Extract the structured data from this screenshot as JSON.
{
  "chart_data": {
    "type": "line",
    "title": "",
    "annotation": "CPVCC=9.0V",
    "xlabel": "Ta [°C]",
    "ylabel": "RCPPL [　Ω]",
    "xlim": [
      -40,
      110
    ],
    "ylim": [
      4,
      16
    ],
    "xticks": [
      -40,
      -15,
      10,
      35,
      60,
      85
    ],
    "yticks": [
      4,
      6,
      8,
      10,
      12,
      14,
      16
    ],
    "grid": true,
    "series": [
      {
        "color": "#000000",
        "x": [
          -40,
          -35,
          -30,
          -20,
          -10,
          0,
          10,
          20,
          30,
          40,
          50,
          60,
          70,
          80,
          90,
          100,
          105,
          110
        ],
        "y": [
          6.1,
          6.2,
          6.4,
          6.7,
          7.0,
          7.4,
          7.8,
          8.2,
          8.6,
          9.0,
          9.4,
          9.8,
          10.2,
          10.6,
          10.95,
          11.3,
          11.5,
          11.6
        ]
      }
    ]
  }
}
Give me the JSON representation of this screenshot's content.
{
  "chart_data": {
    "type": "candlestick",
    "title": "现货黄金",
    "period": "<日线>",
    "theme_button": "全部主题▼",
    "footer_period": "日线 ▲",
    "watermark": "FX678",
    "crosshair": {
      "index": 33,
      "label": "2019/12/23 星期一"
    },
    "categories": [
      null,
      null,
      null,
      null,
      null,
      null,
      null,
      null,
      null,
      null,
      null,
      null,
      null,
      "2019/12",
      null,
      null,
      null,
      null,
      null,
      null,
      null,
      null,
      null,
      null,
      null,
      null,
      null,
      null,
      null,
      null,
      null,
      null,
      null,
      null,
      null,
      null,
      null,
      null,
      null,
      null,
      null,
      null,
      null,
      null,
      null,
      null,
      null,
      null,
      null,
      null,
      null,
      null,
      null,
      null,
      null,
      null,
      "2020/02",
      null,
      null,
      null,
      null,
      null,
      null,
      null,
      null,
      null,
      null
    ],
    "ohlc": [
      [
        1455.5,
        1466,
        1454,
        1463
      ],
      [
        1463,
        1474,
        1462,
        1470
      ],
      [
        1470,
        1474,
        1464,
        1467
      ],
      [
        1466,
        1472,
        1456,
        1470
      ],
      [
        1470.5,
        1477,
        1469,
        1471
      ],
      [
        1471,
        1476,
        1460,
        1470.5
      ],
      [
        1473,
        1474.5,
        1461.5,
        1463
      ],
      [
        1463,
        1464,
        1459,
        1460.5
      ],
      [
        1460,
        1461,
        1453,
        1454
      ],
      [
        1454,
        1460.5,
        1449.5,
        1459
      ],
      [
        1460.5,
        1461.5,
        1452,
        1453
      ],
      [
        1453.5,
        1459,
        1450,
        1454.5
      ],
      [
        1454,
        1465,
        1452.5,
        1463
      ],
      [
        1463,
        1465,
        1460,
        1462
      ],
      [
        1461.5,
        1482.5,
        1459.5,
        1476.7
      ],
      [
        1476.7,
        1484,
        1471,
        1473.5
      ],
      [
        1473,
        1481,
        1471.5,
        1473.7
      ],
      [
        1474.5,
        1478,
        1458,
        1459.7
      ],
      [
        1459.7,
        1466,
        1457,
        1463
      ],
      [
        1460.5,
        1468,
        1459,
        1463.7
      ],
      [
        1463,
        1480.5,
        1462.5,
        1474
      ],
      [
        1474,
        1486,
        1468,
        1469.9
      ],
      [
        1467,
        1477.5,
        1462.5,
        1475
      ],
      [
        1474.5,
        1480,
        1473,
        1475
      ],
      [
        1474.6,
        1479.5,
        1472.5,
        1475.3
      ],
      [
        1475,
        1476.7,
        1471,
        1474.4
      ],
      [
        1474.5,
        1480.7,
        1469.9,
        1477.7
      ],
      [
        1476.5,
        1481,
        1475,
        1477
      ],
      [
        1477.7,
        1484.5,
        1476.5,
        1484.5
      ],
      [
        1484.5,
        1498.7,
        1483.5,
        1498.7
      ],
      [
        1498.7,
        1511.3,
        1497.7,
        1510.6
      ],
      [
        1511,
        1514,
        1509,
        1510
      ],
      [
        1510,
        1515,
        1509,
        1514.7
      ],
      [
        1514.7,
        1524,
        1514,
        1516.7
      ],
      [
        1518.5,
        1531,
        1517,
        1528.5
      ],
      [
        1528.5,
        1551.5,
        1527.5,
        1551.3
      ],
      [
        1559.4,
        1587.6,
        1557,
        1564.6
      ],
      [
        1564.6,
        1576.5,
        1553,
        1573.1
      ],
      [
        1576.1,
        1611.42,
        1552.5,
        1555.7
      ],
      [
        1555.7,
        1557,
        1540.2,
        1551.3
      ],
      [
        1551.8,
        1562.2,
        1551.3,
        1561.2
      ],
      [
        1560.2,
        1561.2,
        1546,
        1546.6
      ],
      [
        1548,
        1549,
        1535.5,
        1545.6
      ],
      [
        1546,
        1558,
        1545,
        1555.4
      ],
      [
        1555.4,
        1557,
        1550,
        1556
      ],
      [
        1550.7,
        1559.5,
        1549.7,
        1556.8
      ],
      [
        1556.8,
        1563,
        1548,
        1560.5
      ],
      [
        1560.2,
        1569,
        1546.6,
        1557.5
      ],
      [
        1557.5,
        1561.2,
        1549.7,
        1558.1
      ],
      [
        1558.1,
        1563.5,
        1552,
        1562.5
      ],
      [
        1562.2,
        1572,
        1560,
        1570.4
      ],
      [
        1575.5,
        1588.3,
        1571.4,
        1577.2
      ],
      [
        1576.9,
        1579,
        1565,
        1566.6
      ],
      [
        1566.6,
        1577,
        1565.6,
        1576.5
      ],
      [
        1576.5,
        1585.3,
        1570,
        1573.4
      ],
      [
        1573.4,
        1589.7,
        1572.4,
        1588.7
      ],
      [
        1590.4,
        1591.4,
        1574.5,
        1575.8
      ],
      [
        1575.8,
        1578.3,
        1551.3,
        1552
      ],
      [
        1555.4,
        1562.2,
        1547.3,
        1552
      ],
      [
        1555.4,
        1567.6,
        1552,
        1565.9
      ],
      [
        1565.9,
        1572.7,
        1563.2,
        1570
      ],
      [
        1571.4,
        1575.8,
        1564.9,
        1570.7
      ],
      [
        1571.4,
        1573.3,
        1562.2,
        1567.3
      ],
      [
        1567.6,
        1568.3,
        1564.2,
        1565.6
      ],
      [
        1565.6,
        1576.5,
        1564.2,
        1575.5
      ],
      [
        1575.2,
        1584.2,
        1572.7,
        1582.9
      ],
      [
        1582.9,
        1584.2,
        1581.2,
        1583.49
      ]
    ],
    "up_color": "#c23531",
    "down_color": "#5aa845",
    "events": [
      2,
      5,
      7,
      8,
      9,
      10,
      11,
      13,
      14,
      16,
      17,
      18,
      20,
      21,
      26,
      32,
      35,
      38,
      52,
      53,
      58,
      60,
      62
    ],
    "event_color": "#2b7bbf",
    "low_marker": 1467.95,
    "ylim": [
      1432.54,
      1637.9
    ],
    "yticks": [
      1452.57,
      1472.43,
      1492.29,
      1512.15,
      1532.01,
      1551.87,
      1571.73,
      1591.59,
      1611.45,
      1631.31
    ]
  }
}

===============

Transcribe the material above in its entirety. Match it exactly.

Extract the structured data from this screenshot as JSON.
{
  "chart_data": {
    "type": "line",
    "title": "",
    "annotation": "CPVCC=9.0V",
    "xlabel": "Ta [°C]",
    "ylabel": "RCPPL [　Ω]",
    "xlim": [
      -40,
      110
    ],
    "ylim": [
      4,
      16
    ],
    "xticks": [
      -40,
      -15,
      10,
      35,
      60,
      85
    ],
    "yticks": [
      4,
      6,
      8,
      10,
      12,
      14,
      16
    ],
    "grid": true,
    "series": [
      {
        "color": "#000000",
        "x": [
          -40,
          -35,
          -30,
          -20,
          -10,
          0,
          10,
          20,
          30,
          40,
          50,
          60,
          70,
          80,
          90,
          100,
          105,
          110
        ],
        "y": [
          6.1,
          6.2,
          6.4,
          6.7,
          7.0,
          7.4,
          7.8,
          8.2,
          8.6,
          9.0,
          9.4,
          9.8,
          10.2,
          10.6,
          10.95,
          11.3,
          11.5,
          11.6
        ]
      }
    ]
  }
}
Give me the JSON representation of this screenshot's content.
{
  "chart_data": {
    "type": "candlestick",
    "title": "现货黄金",
    "period": "<日线>",
    "theme_button": "全部主题▼",
    "footer_period": "日线 ▲",
    "watermark": "FX678",
    "crosshair": {
      "index": 33,
      "label": "2019/12/23 星期一"
    },
    "categories": [
      null,
      null,
      null,
      null,
      null,
      null,
      null,
      null,
      null,
      null,
      null,
      null,
      null,
      "2019/12",
      null,
      null,
      null,
      null,
      null,
      null,
      null,
      null,
      null,
      null,
      null,
      null,
      null,
      null,
      null,
      null,
      null,
      null,
      null,
      null,
      null,
      null,
      null,
      null,
      null,
      null,
      null,
      null,
      null,
      null,
      null,
      null,
      null,
      null,
      null,
      null,
      null,
      null,
      null,
      null,
      null,
      null,
      "2020/02",
      null,
      null,
      null,
      null,
      null,
      null,
      null,
      null,
      null,
      null
    ],
    "ohlc": [
      [
        1455.5,
        1466,
        1454,
        1463
      ],
      [
        1463,
        1474,
        1462,
        1470
      ],
      [
        1470,
        1474,
        1464,
        1467
      ],
      [
        1466,
        1472,
        1456,
        1470
      ],
      [
        1470.5,
        1477,
        1469,
        1471
      ],
      [
        1471,
        1476,
        1460,
        1470.5
      ],
      [
        1473,
        1474.5,
        1461.5,
        1463
      ],
      [
        1463,
        1464,
        1459,
        1460.5
      ],
      [
        1460,
        1461,
        1453,
        1454
      ],
      [
        1454,
        1460.5,
        1449.5,
        1459
      ],
      [
        1460.5,
        1461.5,
        1452,
        1453
      ],
      [
        1453.5,
        1459,
        1450,
        1454.5
      ],
      [
        1454,
        1465,
        1452.5,
        1463
      ],
      [
        1463,
        1465,
        1460,
        1462
      ],
      [
        1461.5,
        1482.5,
        1459.5,
        1476.7
      ],
      [
        1476.7,
        1484,
        1471,
        1473.5
      ],
      [
        1473,
        1481,
        1471.5,
        1473.7
      ],
      [
        1474.5,
        1478,
        1458,
        1459.7
      ],
      [
        1459.7,
        1466,
        1457,
        1463
      ],
      [
        1460.5,
        1468,
        1459,
        1463.7
      ],
      [
        1463,
        1480.5,
        1462.5,
        1474
      ],
      [
        1474,
        1486,
        1468,
        1469.9
      ],
      [
        1467,
        1477.5,
        1462.5,
        1475
      ],
      [
        1474.5,
        1480,
        1473,
        1475
      ],
      [
        1474.6,
        1479.5,
        1472.5,
        1475.3
      ],
      [
        1475,
        1476.7,
        1471,
        1474.4
      ],
      [
        1474.5,
        1480.7,
        1469.9,
        1477.7
      ],
      [
        1476.5,
        1481,
        1475,
        1477
      ],
      [
        1477.7,
        1484.5,
        1476.5,
        1484.5
      ],
      [
        1484.5,
        1498.7,
        1483.5,
        1498.7
      ],
      [
        1498.7,
        1511.3,
        1497.7,
        1510.6
      ],
      [
        1511,
        1514,
        1509,
        1510
      ],
      [
        1510,
        1515,
        1509,
        1514.7
      ],
      [
        1514.7,
        1524,
        1514,
        1516.7
      ],
      [
        1518.5,
        1531,
        1517,
        1528.5
      ],
      [
        1528.5,
        1551.5,
        1527.5,
        1551.3
      ],
      [
        1559.4,
        1587.6,
        1557,
        1564.6
      ],
      [
        1564.6,
        1576.5,
        1553,
        1573.1
      ],
      [
        1576.1,
        1611.42,
        1552.5,
        1555.7
      ],
      [
        1555.7,
        1557,
        1540.2,
        1551.3
      ],
      [
        1551.8,
        1562.2,
        1551.3,
        1561.2
      ],
      [
        1560.2,
        1561.2,
        1546,
        1546.6
      ],
      [
        1548,
        1549,
        1535.5,
        1545.6
      ],
      [
        1546,
        1558,
        1545,
        1555.4
      ],
      [
        1555.4,
        1557,
        1550,
        1556
      ],
      [
        1550.7,
        1559.5,
        1549.7,
        1556.8
      ],
      [
        1556.8,
        1563,
        1548,
        1560.5
      ],
      [
        1560.2,
        1569,
        1546.6,
        1557.5
      ],
      [
        1557.5,
        1561.2,
        1549.7,
        1558.1
      ],
      [
        1558.1,
        1563.5,
        1552,
        1562.5
      ],
      [
        1562.2,
        1572,
        1560,
        1570.4
      ],
      [
        1575.5,
        1588.3,
        1571.4,
        1577.2
      ],
      [
        1576.9,
        1579,
        1565,
        1566.6
      ],
      [
        1566.6,
        1577,
        1565.6,
        1576.5
      ],
      [
        1576.5,
        1585.3,
        1570,
        1573.4
      ],
      [
        1573.4,
        1589.7,
        1572.4,
        1588.7
      ],
      [
        1590.4,
        1591.4,
        1574.5,
        1575.8
      ],
      [
        1575.8,
        1578.3,
        1551.3,
        1552
      ],
      [
        1555.4,
        1562.2,
        1547.3,
        1552
      ],
      [
        1555.4,
        1567.6,
        1552,
        1565.9
      ],
      [
        1565.9,
        1572.7,
        1563.2,
        1570
      ],
      [
        1571.4,
        1575.8,
        1564.9,
        1570.7
      ],
      [
        1571.4,
        1573.3,
        1562.2,
        1567.3
      ],
      [
        1567.6,
        1568.3,
        1564.2,
        1565.6
      ],
      [
        1565.6,
        1576.5,
        1564.2,
        1575.5
      ],
      [
        1575.2,
        1584.2,
        1572.7,
        1582.9
      ],
      [
        1582.9,
        1584.2,
        1581.2,
        1583.49
      ]
    ],
    "up_color": "#c23531",
    "down_color": "#5aa845",
    "events": [
      2,
      5,
      7,
      8,
      9,
      10,
      11,
      13,
      14,
      16,
      17,
      18,
      20,
      21,
      26,
      32,
      35,
      38,
      52,
      53,
      58,
      60,
      62
    ],
    "event_color": "#2b7bbf",
    "low_marker": 1467.95,
    "ylim": [
      1432.54,
      1637.9
    ],
    "yticks": [
      1452.57,
      1472.43,
      1492.29,
      1512.15,
      1532.01,
      1551.87,
      1571.73,
      1591.59,
      1611.45,
      1631.31
    ]
  }
}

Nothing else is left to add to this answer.